From the listing below, extract every line in which the word "compression" appears.

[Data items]

-- Begin --

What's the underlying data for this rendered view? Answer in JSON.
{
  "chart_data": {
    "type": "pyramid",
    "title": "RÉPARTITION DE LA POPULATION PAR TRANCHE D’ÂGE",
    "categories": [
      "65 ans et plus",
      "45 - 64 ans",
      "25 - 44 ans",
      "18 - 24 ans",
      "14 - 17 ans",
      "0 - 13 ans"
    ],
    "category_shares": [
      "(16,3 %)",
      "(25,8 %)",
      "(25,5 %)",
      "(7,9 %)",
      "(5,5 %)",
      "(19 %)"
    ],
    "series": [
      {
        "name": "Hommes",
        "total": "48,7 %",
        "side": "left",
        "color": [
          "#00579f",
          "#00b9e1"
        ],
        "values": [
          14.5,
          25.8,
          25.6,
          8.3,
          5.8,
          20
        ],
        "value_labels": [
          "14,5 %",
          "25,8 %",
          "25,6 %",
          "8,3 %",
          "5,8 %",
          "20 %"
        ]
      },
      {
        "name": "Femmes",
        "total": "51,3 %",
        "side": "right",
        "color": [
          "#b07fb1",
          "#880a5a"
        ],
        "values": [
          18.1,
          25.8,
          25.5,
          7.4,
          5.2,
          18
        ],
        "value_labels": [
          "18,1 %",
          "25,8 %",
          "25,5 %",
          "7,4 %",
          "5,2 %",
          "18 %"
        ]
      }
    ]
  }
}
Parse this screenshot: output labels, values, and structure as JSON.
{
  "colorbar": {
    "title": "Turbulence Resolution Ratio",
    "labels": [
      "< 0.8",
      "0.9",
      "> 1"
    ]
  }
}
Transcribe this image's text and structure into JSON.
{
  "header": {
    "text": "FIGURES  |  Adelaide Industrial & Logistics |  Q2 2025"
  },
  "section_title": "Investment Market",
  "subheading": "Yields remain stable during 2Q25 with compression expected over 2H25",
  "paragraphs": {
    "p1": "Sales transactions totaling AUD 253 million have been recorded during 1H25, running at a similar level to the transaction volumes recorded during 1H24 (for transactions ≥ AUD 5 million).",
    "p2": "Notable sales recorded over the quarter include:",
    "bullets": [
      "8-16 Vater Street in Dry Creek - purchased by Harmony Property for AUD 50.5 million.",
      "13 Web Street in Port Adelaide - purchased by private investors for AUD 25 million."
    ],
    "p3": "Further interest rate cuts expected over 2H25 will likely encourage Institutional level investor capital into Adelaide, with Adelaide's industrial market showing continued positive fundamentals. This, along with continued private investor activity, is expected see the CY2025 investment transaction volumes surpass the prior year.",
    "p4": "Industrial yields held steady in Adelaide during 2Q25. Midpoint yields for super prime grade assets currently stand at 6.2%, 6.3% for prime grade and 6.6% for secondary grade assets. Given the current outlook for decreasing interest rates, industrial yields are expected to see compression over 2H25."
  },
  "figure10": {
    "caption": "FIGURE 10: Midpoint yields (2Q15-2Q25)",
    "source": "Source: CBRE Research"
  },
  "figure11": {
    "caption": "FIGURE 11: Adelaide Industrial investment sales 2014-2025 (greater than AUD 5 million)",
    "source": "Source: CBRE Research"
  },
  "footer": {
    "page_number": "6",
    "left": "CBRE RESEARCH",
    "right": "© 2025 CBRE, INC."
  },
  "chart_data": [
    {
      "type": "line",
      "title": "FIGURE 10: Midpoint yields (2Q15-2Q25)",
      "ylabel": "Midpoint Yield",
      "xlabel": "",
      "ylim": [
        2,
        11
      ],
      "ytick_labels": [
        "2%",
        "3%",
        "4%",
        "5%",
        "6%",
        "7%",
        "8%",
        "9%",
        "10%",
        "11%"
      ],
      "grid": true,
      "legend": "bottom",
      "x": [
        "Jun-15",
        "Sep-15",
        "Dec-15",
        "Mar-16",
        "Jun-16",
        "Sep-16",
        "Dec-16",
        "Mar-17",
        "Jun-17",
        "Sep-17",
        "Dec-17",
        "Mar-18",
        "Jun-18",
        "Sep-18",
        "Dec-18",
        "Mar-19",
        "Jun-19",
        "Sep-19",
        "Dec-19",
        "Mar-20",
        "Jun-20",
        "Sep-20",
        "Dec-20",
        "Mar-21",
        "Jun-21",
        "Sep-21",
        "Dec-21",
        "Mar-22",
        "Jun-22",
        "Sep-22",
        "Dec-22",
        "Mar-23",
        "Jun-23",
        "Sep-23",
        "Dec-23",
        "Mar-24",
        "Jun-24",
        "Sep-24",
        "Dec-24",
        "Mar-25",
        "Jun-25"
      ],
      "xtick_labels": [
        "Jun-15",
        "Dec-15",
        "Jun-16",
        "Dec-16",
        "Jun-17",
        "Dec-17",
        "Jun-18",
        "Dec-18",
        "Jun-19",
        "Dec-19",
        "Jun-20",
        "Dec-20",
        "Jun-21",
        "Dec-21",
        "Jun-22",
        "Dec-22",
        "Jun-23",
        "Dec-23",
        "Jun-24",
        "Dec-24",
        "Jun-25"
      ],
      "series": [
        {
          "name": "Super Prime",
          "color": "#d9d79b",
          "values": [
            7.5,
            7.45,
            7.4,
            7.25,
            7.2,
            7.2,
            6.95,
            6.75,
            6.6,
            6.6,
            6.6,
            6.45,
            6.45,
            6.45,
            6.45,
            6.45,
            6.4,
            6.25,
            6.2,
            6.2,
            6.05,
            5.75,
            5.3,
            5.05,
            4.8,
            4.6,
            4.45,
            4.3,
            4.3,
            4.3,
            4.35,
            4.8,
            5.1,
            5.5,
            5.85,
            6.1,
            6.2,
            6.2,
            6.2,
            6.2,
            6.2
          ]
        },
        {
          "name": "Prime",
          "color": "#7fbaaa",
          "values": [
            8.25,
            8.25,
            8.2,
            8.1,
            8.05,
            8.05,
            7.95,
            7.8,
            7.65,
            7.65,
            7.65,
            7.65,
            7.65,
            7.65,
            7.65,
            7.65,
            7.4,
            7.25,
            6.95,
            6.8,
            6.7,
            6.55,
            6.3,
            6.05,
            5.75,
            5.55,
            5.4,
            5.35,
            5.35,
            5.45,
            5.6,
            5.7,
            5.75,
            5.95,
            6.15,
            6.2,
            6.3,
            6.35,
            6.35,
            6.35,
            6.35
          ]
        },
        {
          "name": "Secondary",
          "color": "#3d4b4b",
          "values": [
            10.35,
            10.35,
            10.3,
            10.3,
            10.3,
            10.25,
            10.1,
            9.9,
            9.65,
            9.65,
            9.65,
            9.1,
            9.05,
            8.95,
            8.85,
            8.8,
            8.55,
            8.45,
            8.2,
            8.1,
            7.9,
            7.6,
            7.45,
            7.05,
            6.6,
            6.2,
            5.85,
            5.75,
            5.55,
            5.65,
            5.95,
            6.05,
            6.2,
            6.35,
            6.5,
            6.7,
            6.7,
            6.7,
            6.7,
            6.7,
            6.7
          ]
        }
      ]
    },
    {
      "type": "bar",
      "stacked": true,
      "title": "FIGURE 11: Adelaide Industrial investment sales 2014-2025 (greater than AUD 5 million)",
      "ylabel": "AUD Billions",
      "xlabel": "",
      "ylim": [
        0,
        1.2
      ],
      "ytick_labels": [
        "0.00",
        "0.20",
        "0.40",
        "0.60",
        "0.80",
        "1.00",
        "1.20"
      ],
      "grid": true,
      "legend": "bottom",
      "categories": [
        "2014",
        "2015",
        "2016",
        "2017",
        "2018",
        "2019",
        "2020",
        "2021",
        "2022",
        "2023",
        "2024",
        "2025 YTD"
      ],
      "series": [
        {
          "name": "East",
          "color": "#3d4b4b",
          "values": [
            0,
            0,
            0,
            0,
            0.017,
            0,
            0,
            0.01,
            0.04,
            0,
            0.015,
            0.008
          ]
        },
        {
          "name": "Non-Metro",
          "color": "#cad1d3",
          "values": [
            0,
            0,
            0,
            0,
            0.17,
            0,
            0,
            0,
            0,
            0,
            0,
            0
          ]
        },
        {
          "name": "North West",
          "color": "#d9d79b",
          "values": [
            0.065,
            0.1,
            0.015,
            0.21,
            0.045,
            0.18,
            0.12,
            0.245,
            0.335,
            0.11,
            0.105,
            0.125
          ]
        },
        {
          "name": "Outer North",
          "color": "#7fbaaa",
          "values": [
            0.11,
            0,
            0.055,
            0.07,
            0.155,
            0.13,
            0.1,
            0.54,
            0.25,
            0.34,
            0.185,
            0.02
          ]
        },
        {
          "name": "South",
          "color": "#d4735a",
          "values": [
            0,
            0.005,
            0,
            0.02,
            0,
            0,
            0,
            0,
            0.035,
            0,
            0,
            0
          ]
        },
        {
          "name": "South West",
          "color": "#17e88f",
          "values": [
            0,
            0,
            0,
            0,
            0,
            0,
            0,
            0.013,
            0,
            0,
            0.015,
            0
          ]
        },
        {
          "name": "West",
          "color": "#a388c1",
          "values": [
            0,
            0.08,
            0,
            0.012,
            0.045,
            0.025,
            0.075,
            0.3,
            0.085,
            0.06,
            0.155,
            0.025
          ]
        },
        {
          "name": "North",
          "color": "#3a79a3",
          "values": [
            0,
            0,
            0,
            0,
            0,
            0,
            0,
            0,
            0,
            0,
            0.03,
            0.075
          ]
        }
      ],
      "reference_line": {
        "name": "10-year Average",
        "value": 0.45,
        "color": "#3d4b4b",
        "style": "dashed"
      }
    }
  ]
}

-- End --

**Answer to the problem**
  "subheading": "Yields remain stable during 2Q25 with compression expected over 2H25",
    "p4": "Industrial yields held steady in Adelaide during 2Q25. Midpoint yields for super prime grade assets currently stand at 6.2%, 6.3% for prime grade and 6.6% for secondary grade assets. Given the current outlook for decreasing interest rates, industrial yields are expected to see compression over 2H25."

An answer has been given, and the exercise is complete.